* _TEXT_
A: "Don't talk about heroism and personal courage! Those times are over. Read General von Schönaich, who, as an old soldier, has an understanding of things, the book on war until 1930, from which you will see how the progress of scientific developments, especially gas war, must lead to a senseless mutual destruction and to a purposeless suffering that no imagination can conceive." [This seems to be a reference to the book “Vom vorigen zum nächsten Krieg” - From the previous to the next war.]

B: "I have read them, but I cannot see what technical progress has to do with morality. Of course, every war is fought with the means of its time, and a race that builds machines will also make use of its technical arsenal in battle. Since war has always included the possibility of complete destruction, it cannot be assumed in the future that consideration of its horrors, however great they may be, will hold back a determined people. There is nothing in the realm of possibilities that could not be expected from man.

* _SHORT TASK 1_
In the dialogue on war, which general does A tell B to read?
* _SHORT TASK 2_
Pick up the dialogue on war after its final sentence and keep writing it.

* _SUPPLIED INFORMATION_
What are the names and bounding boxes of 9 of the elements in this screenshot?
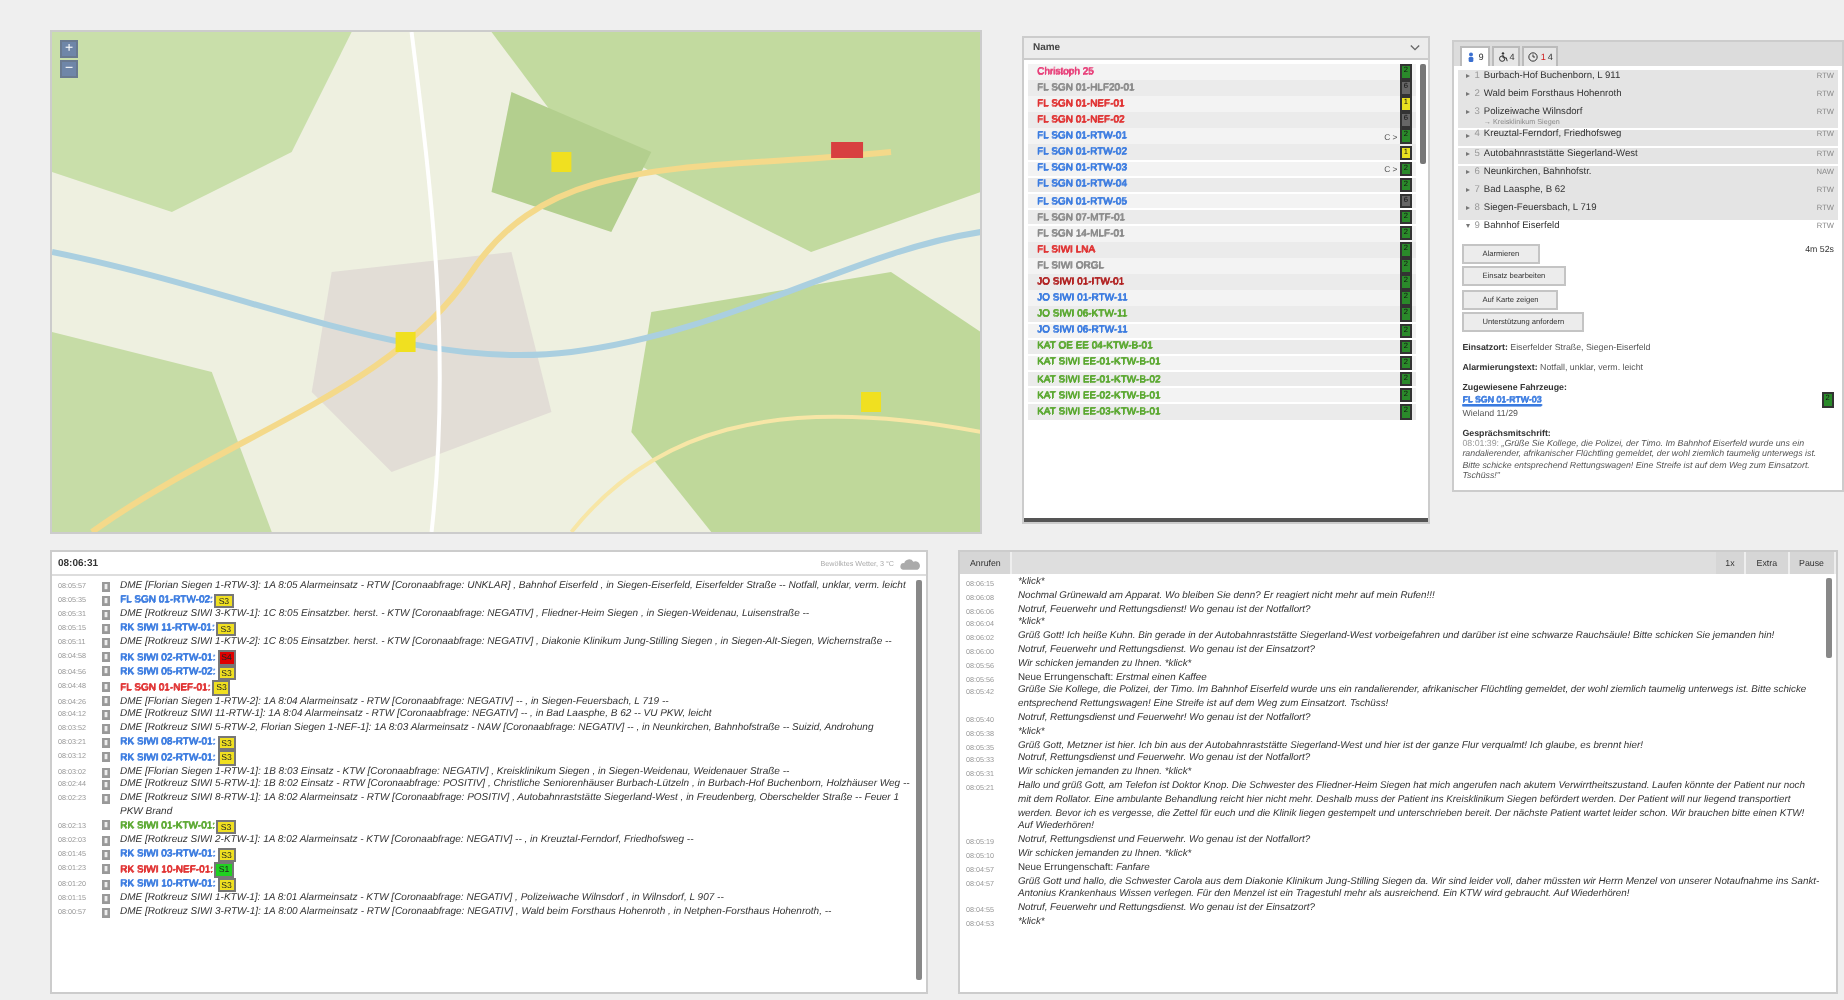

* _REPLY 1_
General von Schönaich.

* _REPLY 2_
Moreover, if you want to make the progress of pacifism dependent on the progress of moral knowledge, you must admit that it is precisely the advanced peoples who must weaken themselves against the less advanced. If, therefore, you compare the enforcement function of the League of Nations with that of the police, you must first explain to me why the police have not yet abolished crime. Your League of Nations will wage its wars in the consciousness of absolute right and after the application of a certain formalities- but we were already that far in 1914."

A: "I see you are hopelessly mired in your militaristic ideology."

B: "I have been careful to stick to the facts."

A: "The facts are determined by the mind/spirit [geist]."

B: "The mind/spirit [geist] will always seek to realize itself by any means."

A: "So will pacifism."

B: "So you want to declare war on war?"

A: "Yes!"

B: "Now that’s something to be heard!"